**What you are asked to do:**
Output each entry that follows exactly. Images stay out.

Rows from a dataset
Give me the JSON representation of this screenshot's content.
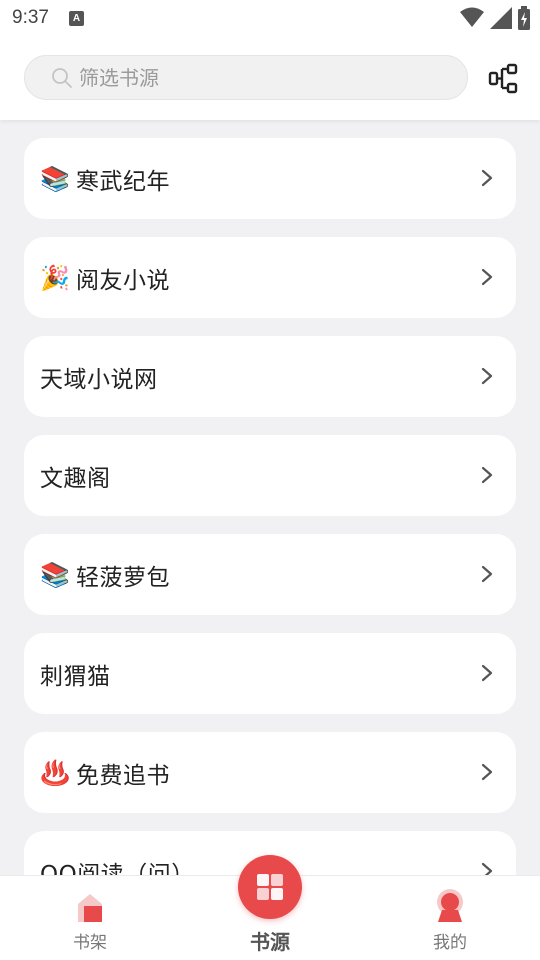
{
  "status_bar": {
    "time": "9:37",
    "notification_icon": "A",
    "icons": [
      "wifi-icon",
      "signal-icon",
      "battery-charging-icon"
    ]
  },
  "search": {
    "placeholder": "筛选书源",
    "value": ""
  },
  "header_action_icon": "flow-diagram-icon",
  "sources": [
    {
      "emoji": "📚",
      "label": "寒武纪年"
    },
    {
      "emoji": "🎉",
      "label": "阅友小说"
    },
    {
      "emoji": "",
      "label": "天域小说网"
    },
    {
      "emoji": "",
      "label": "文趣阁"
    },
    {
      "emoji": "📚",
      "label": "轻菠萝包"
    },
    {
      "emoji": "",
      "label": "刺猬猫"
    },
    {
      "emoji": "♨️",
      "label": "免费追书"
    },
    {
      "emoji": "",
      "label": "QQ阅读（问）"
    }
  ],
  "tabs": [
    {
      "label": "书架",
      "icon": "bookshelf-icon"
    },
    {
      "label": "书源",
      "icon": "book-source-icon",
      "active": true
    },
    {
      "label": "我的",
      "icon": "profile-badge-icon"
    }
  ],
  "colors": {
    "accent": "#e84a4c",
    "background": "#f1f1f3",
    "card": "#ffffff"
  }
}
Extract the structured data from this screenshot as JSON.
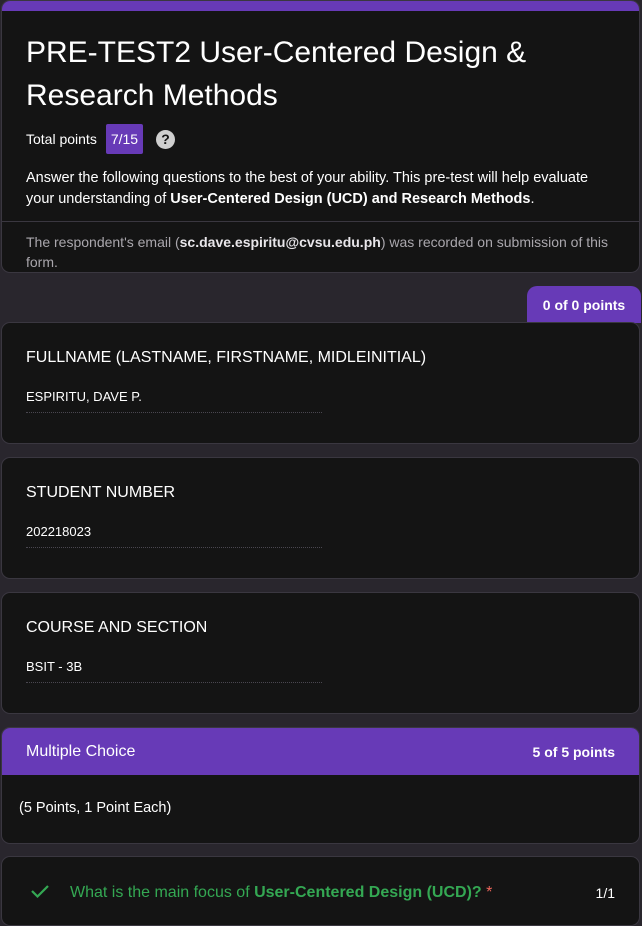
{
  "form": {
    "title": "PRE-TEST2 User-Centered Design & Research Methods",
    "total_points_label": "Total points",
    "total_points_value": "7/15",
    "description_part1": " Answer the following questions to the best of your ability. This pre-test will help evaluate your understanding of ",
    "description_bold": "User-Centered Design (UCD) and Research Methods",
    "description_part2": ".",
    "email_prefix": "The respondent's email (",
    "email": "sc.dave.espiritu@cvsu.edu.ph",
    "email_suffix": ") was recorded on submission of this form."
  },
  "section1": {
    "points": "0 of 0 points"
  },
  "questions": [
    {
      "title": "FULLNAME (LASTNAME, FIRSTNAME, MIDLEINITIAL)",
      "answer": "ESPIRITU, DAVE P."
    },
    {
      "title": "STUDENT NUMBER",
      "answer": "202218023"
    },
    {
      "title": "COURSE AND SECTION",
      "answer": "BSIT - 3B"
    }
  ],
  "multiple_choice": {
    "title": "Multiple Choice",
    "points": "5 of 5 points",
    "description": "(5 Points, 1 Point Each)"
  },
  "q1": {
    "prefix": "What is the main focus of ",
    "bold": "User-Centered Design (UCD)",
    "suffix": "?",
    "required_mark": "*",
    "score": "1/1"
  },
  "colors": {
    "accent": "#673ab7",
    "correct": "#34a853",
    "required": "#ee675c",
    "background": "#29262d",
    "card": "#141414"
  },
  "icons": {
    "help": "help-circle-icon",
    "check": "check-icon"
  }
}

**Written solution:**
Give me the JSON representation of this screenshot's content.
{
  "status_bar": {
    "time": "9:37",
    "notification_icon": "A",
    "icons": [
      "wifi-icon",
      "signal-icon",
      "battery-charging-icon"
    ]
  },
  "search": {
    "placeholder": "筛选书源",
    "value": ""
  },
  "header_action_icon": "flow-diagram-icon",
  "sources": [
    {
      "emoji": "📚",
      "label": "寒武纪年"
    },
    {
      "emoji": "🎉",
      "label": "阅友小说"
    },
    {
      "emoji": "",
      "label": "天域小说网"
    },
    {
      "emoji": "",
      "label": "文趣阁"
    },
    {
      "emoji": "📚",
      "label": "轻菠萝包"
    },
    {
      "emoji": "",
      "label": "刺猬猫"
    },
    {
      "emoji": "♨️",
      "label": "免费追书"
    },
    {
      "emoji": "",
      "label": "QQ阅读（问）"
    }
  ],
  "tabs": [
    {
      "label": "书架",
      "icon": "bookshelf-icon"
    },
    {
      "label": "书源",
      "icon": "book-source-icon",
      "active": true
    },
    {
      "label": "我的",
      "icon": "profile-badge-icon"
    }
  ],
  "colors": {
    "accent": "#e84a4c",
    "background": "#f1f1f3",
    "card": "#ffffff"
  }
}
Extract the structured data from this screenshot as JSON.
{
  "form": {
    "title": "PRE-TEST2 User-Centered Design & Research Methods",
    "total_points_label": "Total points",
    "total_points_value": "7/15",
    "description_part1": " Answer the following questions to the best of your ability. This pre-test will help evaluate your understanding of ",
    "description_bold": "User-Centered Design (UCD) and Research Methods",
    "description_part2": ".",
    "email_prefix": "The respondent's email (",
    "email": "sc.dave.espiritu@cvsu.edu.ph",
    "email_suffix": ") was recorded on submission of this form."
  },
  "section1": {
    "points": "0 of 0 points"
  },
  "questions": [
    {
      "title": "FULLNAME (LASTNAME, FIRSTNAME, MIDLEINITIAL)",
      "answer": "ESPIRITU, DAVE P."
    },
    {
      "title": "STUDENT NUMBER",
      "answer": "202218023"
    },
    {
      "title": "COURSE AND SECTION",
      "answer": "BSIT - 3B"
    }
  ],
  "multiple_choice": {
    "title": "Multiple Choice",
    "points": "5 of 5 points",
    "description": "(5 Points, 1 Point Each)"
  },
  "q1": {
    "prefix": "What is the main focus of ",
    "bold": "User-Centered Design (UCD)",
    "suffix": "?",
    "required_mark": "*",
    "score": "1/1"
  },
  "colors": {
    "accent": "#673ab7",
    "correct": "#34a853",
    "required": "#ee675c",
    "background": "#29262d",
    "card": "#141414"
  },
  "icons": {
    "help": "help-circle-icon",
    "check": "check-icon"
  }
}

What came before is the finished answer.